EXERCISE DETAILS ▸ Only the number is wanted: count the lines in the data with "Aktienpositionen" in them.

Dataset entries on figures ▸
##########

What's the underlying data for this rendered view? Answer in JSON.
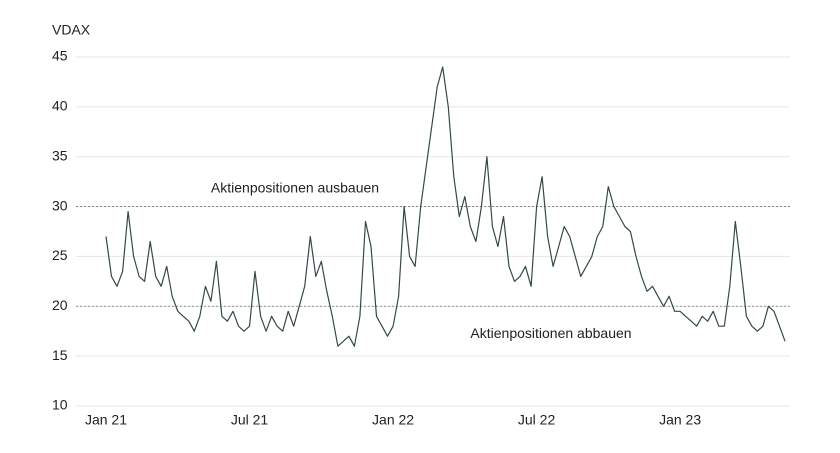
{
  "chart_data": {
    "type": "line",
    "y_label": "VDAX",
    "categories": [
      "Jan 21",
      null,
      null,
      null,
      null,
      null,
      null,
      null,
      null,
      null,
      null,
      null,
      null,
      null,
      null,
      null,
      null,
      null,
      null,
      null,
      null,
      null,
      null,
      null,
      null,
      null,
      "Jul 21",
      null,
      null,
      null,
      null,
      null,
      null,
      null,
      null,
      null,
      null,
      null,
      null,
      null,
      null,
      null,
      null,
      null,
      null,
      null,
      null,
      null,
      null,
      null,
      null,
      null,
      "Jan 22",
      null,
      null,
      null,
      null,
      null,
      null,
      null,
      null,
      null,
      null,
      null,
      null,
      null,
      null,
      null,
      null,
      null,
      null,
      null,
      null,
      null,
      null,
      null,
      null,
      null,
      "Jul 22",
      null,
      null,
      null,
      null,
      null,
      null,
      null,
      null,
      null,
      null,
      null,
      null,
      null,
      null,
      null,
      null,
      null,
      null,
      null,
      null,
      null,
      null,
      null,
      null,
      null,
      "Jan 23",
      null,
      null,
      null,
      null,
      null,
      null,
      null,
      null,
      null,
      null,
      null,
      null,
      null,
      null,
      null,
      null,
      null,
      null,
      null
    ],
    "series": [
      {
        "name": "VDAX",
        "color": "#33494a",
        "values": [
          27,
          23,
          22,
          23.5,
          29.5,
          25,
          23,
          22.5,
          26.5,
          23,
          22,
          24,
          21,
          19.5,
          19,
          18.5,
          17.5,
          19,
          22,
          20.5,
          24.5,
          19,
          18.5,
          19.5,
          18,
          17.5,
          18,
          23.5,
          19,
          17.5,
          19,
          18,
          17.5,
          19.5,
          18,
          20,
          22,
          27,
          23,
          24.5,
          21.5,
          19,
          16,
          16.5,
          17,
          16,
          19,
          28.5,
          26,
          19,
          18,
          17,
          18,
          21,
          30,
          25,
          24,
          30,
          34,
          38,
          42,
          44,
          40,
          33,
          29,
          31,
          28,
          26.5,
          30,
          35,
          28,
          26,
          29,
          24,
          22.5,
          23,
          24,
          22,
          30,
          33,
          27,
          24,
          26,
          28,
          27,
          25,
          23,
          24,
          25,
          27,
          28,
          32,
          30,
          29,
          28,
          27.5,
          25,
          23,
          21.5,
          22,
          21,
          20,
          21,
          19.5,
          19.5,
          19,
          18.5,
          18,
          19,
          18.5,
          19.5,
          18,
          18,
          22,
          28.5,
          24,
          19,
          18,
          17.5,
          18,
          20,
          19.5,
          18,
          16.5
        ]
      }
    ],
    "ylim": [
      10,
      45
    ],
    "yticks": [
      10,
      15,
      20,
      25,
      30,
      35,
      40,
      45
    ],
    "grid": true,
    "reference_lines": [
      {
        "value": 30,
        "label": "Aktienpositionen ausbauen"
      },
      {
        "value": 20,
        "label": "Aktienpositionen abbauen"
      }
    ]
  }
}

##########

THE ANSWER ▸ 2